Page element annotations
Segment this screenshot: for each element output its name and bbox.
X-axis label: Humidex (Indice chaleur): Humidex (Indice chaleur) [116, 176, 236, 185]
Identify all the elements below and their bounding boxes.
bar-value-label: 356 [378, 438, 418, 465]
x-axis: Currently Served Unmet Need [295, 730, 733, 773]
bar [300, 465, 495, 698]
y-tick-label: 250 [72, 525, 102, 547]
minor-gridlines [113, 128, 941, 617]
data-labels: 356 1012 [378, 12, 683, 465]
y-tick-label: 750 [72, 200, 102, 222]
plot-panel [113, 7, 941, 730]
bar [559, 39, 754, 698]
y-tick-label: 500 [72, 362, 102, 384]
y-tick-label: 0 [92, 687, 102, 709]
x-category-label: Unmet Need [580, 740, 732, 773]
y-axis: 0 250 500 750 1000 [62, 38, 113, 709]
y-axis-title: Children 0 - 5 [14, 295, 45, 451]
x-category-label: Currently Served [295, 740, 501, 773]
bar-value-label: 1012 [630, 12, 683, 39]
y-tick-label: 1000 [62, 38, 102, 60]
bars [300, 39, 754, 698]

## TASK REQUIREMENTS:
Please count the lines in the entries above that contain the word "Served", and give only the number.

## TASK RESPONSE:
2